» GOAL OF THE EXERCISE: Repeat the records exactly as given. Do not include the pictures.

» Stored dataset items:
_ _ _ _ _

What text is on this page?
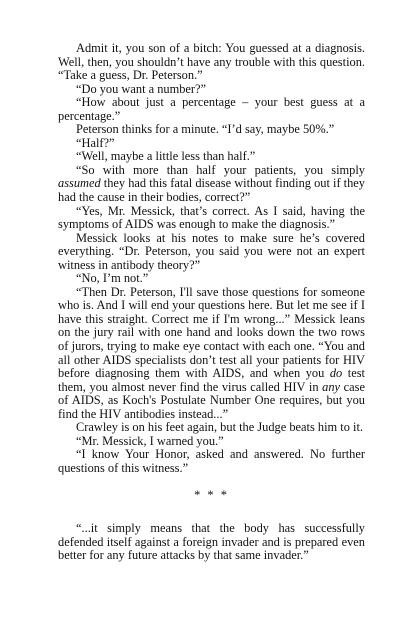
Admit it, you son of a bitch: You guessed at a diagnosis. Well, then, you shouldn’t have any trouble with this question. “Take a guess, Dr. Peterson.”

“Do you want a number?”

“How about just a percentage – your best guess at a percentage.”

Peterson thinks for a minute. “I’d say, maybe 50%.”

“Half?”

“Well, maybe a little less than half.”

“So with more than half your patients, you simply assumed they had this fatal disease without finding out if they had the cause in their bodies, correct?”

“Yes, Mr. Messick, that’s correct. As I said, having the symptoms of AIDS was enough to make the diagnosis.”

Messick looks at his notes to make sure he’s covered everything. “Dr. Peterson, you said you were not an expert witness in antibody theory?”

“No, I’m not.”

“Then Dr. Peterson, I'll save those questions for someone who is. And I will end your questions here. But let me see if I have this straight. Correct me if I'm wrong...” Messick leans on the jury rail with one hand and looks down the two rows of jurors, trying to make eye contact with each one. “You and all other AIDS specialists don’t test all your patients for HIV before diagnosing them with AIDS, and when you do test them, you almost never find the virus called HIV in any case of AIDS, as Koch's Postulate Number One requires, but you find the HIV antibodies instead...”

Crawley is on his feet again, but the Judge beats him to it.

“Mr. Messick, I warned you.”

“I know Your Honor, asked and answered. No further questions of this witness.”

* * *

“...it simply means that the body has successfully defended itself against a foreign invader and is prepared even better for any future attacks by that same invader.”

_ _ _ _ _

» EXERCISE ANSWER:
What text is on this page?
Admit it, you son of a bitch: You guessed at a diagnosis. Well, then, you shouldn’t have any trouble with this question. “Take a guess, Dr. Peterson.”

“Do you want a number?”

“How about just a percentage – your best guess at a percentage.”

Peterson thinks for a minute. “I’d say, maybe 50%.”

“Half?”

“Well, maybe a little less than half.”

“So with more than half your patients, you simply assumed they had this fatal disease without finding out if they had the cause in their bodies, correct?”

“Yes, Mr. Messick, that’s correct. As I said, having the symptoms of AIDS was enough to make the diagnosis.”

Messick looks at his notes to make sure he’s covered everything. “Dr. Peterson, you said you were not an expert witness in antibody theory?”

“No, I’m not.”

“Then Dr. Peterson, I'll save those questions for someone who is. And I will end your questions here. But let me see if I have this straight. Correct me if I'm wrong...” Messick leans on the jury rail with one hand and looks down the two rows of jurors, trying to make eye contact with each one. “You and all other AIDS specialists don’t test all your patients for HIV before diagnosing them with AIDS, and when you do test them, you almost never find the virus called HIV in any case of AIDS, as Koch's Postulate Number One requires, but you find the HIV antibodies instead...”

Crawley is on his feet again, but the Judge beats him to it.

“Mr. Messick, I warned you.”

“I know Your Honor, asked and answered. No further questions of this witness.”

* * *

“...it simply means that the body has successfully defended itself against a foreign invader and is prepared even better for any future attacks by that same invader.”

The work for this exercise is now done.